*Description of the task*:
Pull out all lines from the listing below in which the word "Правила" appears.

*Record extracts*:
=-=-=-=-=
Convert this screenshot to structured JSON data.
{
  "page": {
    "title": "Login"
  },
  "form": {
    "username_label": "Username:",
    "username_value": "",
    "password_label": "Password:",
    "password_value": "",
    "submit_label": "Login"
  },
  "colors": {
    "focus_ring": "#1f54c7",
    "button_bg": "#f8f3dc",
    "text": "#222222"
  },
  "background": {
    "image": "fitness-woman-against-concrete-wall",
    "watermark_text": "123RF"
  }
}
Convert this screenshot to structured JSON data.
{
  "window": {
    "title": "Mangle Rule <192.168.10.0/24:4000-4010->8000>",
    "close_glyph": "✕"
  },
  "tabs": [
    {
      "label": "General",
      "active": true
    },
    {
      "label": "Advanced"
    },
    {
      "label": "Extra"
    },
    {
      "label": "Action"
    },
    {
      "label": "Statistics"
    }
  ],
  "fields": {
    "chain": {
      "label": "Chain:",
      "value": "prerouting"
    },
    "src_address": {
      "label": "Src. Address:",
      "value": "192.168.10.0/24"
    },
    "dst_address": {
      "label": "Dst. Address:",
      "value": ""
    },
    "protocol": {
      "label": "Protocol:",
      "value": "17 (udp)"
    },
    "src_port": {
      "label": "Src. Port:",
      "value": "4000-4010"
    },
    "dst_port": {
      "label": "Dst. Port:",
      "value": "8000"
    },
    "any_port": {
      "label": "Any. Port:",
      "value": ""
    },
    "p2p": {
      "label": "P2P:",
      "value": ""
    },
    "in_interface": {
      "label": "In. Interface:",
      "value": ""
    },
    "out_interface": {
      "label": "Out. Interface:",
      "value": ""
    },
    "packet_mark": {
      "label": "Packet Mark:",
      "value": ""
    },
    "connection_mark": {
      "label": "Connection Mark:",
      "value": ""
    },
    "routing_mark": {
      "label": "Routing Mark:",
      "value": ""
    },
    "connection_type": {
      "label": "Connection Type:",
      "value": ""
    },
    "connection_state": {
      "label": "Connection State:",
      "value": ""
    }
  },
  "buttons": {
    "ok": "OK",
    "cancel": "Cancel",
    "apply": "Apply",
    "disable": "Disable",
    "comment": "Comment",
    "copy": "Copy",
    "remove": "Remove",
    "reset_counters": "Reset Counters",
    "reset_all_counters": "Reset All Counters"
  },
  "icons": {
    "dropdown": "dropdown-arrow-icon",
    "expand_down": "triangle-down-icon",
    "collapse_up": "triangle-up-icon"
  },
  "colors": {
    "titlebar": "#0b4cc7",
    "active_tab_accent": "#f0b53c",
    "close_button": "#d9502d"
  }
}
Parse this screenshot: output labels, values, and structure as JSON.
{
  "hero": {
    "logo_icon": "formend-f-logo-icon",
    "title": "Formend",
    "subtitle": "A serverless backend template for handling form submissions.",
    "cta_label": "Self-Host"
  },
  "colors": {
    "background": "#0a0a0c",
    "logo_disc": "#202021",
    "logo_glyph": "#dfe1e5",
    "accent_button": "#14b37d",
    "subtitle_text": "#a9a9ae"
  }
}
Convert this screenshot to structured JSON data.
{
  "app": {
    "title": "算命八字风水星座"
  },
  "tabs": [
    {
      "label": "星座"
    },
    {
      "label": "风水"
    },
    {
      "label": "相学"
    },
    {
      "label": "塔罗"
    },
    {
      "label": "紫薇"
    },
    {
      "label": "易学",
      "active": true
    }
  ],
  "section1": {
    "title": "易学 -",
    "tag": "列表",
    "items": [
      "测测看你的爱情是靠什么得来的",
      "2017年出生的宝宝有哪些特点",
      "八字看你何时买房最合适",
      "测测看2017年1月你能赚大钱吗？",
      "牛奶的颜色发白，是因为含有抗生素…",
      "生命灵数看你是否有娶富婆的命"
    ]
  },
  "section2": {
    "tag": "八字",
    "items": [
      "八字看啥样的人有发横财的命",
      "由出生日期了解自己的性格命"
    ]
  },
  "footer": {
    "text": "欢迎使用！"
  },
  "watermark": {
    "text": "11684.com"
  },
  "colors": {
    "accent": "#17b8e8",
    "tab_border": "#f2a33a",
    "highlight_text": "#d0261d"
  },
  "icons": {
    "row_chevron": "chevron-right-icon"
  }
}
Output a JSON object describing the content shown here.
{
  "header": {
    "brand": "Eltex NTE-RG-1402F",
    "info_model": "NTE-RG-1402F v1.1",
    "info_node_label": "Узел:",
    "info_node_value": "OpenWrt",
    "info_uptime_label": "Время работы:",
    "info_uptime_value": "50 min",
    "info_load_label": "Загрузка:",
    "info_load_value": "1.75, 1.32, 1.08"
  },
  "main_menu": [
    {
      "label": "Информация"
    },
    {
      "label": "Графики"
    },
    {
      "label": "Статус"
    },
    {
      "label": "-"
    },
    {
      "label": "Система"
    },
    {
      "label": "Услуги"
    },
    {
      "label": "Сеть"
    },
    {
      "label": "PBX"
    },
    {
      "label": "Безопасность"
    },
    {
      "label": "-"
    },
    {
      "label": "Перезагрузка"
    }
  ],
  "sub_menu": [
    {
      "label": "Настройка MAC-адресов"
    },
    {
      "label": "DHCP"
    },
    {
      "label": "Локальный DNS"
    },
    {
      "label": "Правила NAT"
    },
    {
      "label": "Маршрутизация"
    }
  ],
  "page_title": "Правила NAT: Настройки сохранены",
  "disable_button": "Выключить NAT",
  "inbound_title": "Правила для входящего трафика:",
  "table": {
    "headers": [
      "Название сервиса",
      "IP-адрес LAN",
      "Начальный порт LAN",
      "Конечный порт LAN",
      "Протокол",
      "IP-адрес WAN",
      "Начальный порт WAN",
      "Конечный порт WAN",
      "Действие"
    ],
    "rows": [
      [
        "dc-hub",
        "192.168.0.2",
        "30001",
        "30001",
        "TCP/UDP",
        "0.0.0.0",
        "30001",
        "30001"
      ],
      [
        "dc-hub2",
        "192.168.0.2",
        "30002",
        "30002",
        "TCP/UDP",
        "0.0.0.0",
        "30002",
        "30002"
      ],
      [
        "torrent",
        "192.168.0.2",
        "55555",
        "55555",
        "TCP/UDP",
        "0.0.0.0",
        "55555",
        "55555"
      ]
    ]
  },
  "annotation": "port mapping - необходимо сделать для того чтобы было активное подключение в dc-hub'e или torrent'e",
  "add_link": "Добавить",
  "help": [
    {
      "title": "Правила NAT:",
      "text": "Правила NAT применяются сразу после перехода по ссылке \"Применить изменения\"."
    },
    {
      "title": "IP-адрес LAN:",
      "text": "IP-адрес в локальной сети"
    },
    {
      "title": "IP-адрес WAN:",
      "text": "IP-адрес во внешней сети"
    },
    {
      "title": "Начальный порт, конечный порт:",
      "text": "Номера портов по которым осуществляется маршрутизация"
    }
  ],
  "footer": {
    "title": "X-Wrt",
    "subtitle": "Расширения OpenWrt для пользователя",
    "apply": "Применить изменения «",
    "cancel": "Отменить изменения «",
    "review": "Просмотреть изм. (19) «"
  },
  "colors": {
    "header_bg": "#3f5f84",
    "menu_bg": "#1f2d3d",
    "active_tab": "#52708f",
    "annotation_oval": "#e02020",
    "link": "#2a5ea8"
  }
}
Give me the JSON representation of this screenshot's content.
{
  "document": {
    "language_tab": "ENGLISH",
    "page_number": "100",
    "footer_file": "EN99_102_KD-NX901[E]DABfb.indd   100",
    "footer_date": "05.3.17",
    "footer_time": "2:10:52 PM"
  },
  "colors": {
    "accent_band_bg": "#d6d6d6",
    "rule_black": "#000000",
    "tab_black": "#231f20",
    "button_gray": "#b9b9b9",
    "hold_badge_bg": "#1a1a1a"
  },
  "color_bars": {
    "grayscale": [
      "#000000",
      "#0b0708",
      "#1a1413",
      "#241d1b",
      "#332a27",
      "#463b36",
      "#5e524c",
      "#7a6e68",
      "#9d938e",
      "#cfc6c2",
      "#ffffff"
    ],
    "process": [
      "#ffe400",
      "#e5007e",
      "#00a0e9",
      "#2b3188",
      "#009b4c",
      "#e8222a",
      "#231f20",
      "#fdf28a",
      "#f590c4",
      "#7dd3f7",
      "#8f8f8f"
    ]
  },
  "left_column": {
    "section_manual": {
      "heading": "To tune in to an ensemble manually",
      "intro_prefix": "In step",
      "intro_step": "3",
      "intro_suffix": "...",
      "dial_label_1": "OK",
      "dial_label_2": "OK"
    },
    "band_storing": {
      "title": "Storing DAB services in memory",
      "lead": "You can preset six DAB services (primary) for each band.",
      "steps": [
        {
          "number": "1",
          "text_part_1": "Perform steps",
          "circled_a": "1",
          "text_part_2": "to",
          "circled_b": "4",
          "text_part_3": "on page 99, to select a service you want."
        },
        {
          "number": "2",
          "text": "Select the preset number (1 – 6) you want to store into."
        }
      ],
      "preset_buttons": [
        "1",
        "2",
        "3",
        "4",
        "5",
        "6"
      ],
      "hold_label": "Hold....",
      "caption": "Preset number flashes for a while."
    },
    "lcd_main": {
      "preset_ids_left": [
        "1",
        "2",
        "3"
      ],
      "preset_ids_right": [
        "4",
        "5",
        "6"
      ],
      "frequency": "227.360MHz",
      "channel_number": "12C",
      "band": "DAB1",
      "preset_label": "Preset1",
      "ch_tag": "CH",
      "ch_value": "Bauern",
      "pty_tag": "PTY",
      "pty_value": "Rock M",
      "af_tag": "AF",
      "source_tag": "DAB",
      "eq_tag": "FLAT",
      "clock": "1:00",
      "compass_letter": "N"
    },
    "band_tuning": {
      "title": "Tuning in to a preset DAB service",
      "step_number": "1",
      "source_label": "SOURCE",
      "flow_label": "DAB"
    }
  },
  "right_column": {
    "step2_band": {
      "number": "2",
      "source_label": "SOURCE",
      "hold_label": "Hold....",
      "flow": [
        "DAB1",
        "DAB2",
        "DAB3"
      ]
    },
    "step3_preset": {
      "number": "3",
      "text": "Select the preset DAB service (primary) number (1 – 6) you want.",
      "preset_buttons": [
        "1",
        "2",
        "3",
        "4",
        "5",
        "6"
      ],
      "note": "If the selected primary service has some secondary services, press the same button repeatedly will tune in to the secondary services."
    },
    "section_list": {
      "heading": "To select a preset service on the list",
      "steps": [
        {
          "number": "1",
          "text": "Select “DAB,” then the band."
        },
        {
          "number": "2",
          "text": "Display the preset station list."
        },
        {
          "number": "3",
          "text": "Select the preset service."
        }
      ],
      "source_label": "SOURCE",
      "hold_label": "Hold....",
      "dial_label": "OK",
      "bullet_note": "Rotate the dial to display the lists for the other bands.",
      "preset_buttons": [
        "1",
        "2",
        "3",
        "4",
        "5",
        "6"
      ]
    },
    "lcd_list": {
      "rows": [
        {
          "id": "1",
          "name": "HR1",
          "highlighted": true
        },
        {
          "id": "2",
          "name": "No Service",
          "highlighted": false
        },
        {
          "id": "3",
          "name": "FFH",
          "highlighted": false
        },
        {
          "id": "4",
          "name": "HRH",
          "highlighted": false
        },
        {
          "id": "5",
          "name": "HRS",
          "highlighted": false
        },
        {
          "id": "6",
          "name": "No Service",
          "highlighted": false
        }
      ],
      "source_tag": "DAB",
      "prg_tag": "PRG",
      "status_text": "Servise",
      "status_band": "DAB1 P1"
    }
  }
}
=-=-=-=-=
*Task output*:
      "label": "Правила NAT"
  "page_title": "Правила NAT: Настройки сохранены",
  "inbound_title": "Правила для входящего трафика:",
      "title": "Правила NAT:",
      "text": "Правила NAT применяются сразу после перехода по ссылке \"Применить изменения\"."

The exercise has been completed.